**Selection:**
In this light, we can see how any effort to enhance the discoverability of enslaved testimony expands our understanding of the era of slavery. We then recognize how digitization of American Slave Narratives is an act of recovery on a much deeper level - one where the expansion and promotion of access to once derided testimonies redresses the wrongs of early historians who rejected slave testimony.

The early efforts to collect American Slave Narratives began in the 1920’s alongside the emergence of the Harlem Renaissance through the tireless searches of historian Arturo Schomburg and early Civil Rights leader Arthur Spingarn. [7] Schomburg’s expansive collection of cultural materials resulted in the establishment of the Schomburg Center for Black Culture in New York City, while Spingarn’s was purchased by Howard University to become the Moorland Spingarn Research Center. The collective achievements of Schomburg and Spingarn in amassing African Americana cannot be understated as bibliographies of early African American literature were “minuscule, scarce and the books, once identified and located, were generally non-circulating.” [8]

Spingarn and Schomburg’s efforts spoke to a vision where the preservation of cultural memory was a way to improve African American futures. In collecting African American slave narratives and other important works of African American consciousness, their efforts demonstrated an acute awareness of the need for these historical materials for future African American scholars who would endeavor to create from these documents a usable past. Schomburg, speaking to a crowd in New York City, proclaimed that, “African Americans . . . need a collection or list of books written by our men and women. If they lack style let the children correct the omission of their sire. Let them build upon the crude work.” [9] It is evident here that Schomburg and others like him were determined to create a vast archive of African American contributions to literary culture.

Marion Wilson Starling would take up Schomburg’s challenge with her dissertation The Slave Narrative: Its Place in American Literary History in 1946. Starling’s research culminated in a bibliographic guide to the location of 6006 narrative records extending from 1703-1944. Starling discovered these narratives among judicial records, broadsides, private printings, church records and more. [10]

Starling's work laid the foundation for what has become an even more expansive bibliographic list of American Slave Narratives. Reading Starling's pioneering work, one is confronted with a vast amount of raw historical material unearthed for generations of scholars to study as a guide. Starling’s dissertation was not published until 1981, but her work represents an invaluable contribution to historical and literary scholarship of the American Slave Narrative.

Charles Nichols followed in 1963 with the publication of Many Thousand Gone drawing on the testimony of seventy-seven published slave narratives. Sponsored by the American Institute of the Free University of Berlin and published by a Netherlands printing house, and written during his time in Germany, Nichols’s work represented a global interest in attempting to understand how American slavery shaped African American intellectual life. [11]

Nichols was the first published historian to incorporate enslaved people’s experiences as documentary evidence for accessing how American slavery historiography had obscured its interpretation by silencing enslaved voices. The book revealed for readers the connections between the history of American slavery, the lived experience of enslaved people as observed in the slave narratives, and the continued struggle for political and social equality from Jim Crow through the era of the book’s publication.

**Dataset:**
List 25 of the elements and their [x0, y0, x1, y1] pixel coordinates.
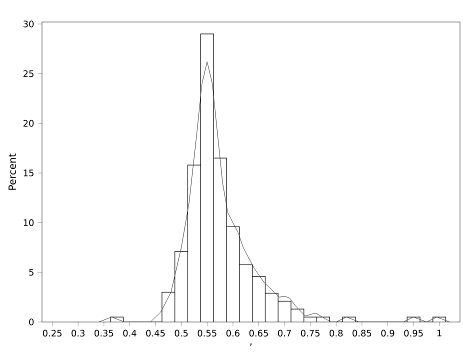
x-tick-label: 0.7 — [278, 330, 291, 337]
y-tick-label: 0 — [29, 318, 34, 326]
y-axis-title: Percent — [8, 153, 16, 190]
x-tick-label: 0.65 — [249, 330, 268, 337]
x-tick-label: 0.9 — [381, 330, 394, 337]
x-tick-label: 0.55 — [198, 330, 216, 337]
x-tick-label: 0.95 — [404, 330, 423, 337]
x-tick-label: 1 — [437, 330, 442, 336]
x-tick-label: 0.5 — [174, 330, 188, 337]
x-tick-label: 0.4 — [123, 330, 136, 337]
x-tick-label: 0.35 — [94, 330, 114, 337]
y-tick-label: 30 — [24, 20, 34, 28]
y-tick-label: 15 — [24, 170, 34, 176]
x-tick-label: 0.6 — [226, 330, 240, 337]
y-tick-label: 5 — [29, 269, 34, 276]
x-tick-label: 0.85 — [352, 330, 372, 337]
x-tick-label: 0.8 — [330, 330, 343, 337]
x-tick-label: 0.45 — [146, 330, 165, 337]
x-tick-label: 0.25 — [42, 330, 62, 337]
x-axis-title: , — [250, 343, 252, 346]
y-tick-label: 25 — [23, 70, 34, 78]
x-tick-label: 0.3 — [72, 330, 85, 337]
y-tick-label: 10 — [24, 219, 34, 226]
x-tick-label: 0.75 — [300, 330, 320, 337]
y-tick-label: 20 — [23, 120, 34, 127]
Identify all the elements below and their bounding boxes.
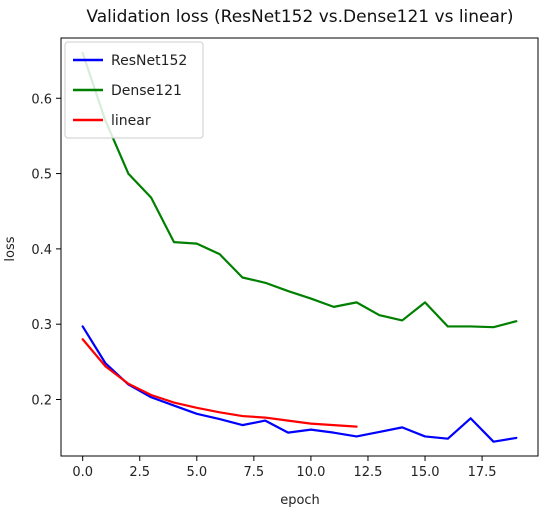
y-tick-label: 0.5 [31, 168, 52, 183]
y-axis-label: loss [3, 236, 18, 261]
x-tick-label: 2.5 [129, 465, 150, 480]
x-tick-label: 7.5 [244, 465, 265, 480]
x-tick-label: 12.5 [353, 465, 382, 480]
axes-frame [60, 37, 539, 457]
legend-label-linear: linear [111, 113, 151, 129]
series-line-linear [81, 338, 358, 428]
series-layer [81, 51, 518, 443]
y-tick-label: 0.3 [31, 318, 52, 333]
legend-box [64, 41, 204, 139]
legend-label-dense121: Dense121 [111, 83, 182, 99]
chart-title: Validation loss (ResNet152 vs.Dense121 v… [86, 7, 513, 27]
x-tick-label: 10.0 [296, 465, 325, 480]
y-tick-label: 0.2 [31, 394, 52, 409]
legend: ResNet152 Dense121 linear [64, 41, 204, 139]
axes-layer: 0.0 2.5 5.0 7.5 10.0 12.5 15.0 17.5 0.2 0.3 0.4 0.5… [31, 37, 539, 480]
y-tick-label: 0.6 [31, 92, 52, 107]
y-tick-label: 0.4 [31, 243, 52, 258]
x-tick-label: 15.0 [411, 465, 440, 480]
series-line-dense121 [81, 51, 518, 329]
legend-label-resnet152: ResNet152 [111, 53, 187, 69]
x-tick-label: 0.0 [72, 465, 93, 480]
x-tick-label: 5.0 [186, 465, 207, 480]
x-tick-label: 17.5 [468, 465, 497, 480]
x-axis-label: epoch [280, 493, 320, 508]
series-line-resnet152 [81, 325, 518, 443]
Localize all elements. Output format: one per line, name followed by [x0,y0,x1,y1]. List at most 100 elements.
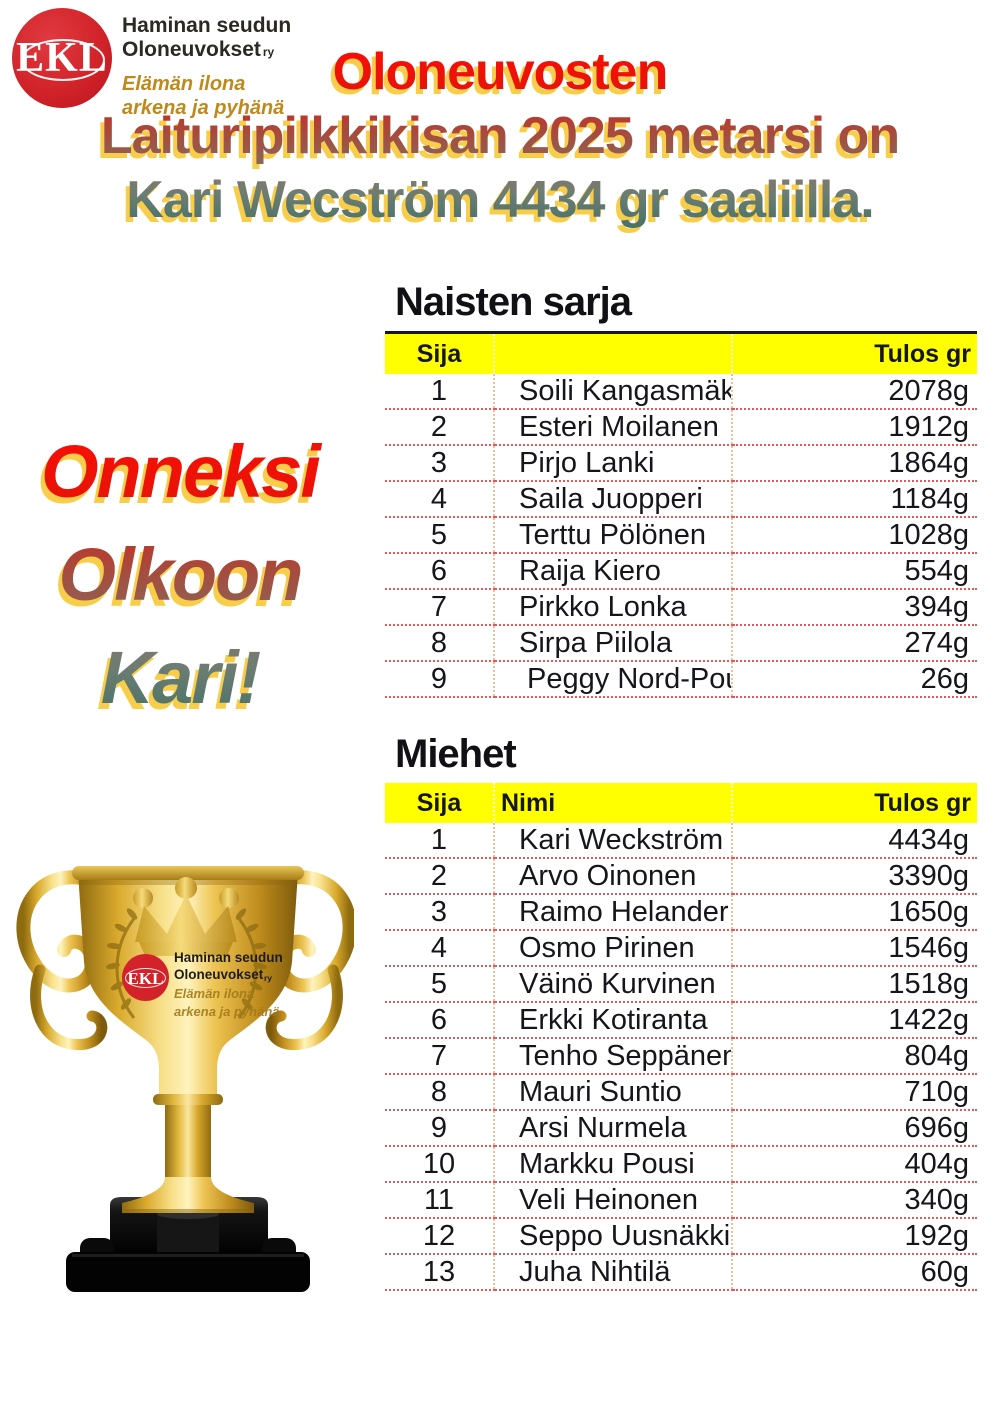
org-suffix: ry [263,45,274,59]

**Work instructions:**
- A) Please transcribe the passage on slave narratives from "Spingarn and Schomburg’s" up to and including "to literary culture.".
- B) Name every person the passage on slave narratives mentions by name.

**Solved problems:**
- A)
Spingarn and Schomburg’s efforts spoke to a vision where the preservation of cultural memory was a way to improve African American futures. In collecting African American slave narratives and other important works of African American consciousness, their efforts demonstrated an acute awareness of the need for these historical materials for future African American scholars who would endeavor to create from these documents a usable past. Schomburg, speaking to a crowd in New York City, proclaimed that, “African Americans . . . need a collection or list of books written by our men and women. If they lack style let the children correct the omission of their sire. Let them build upon the crude work.” [9] It is evident here that Schomburg and others like him were determined to create a vast archive of African American contributions to literary culture.

- B)
Arturo Schomburg
Arthur Spingarn
Marion Wilson Starling
Charles Nichols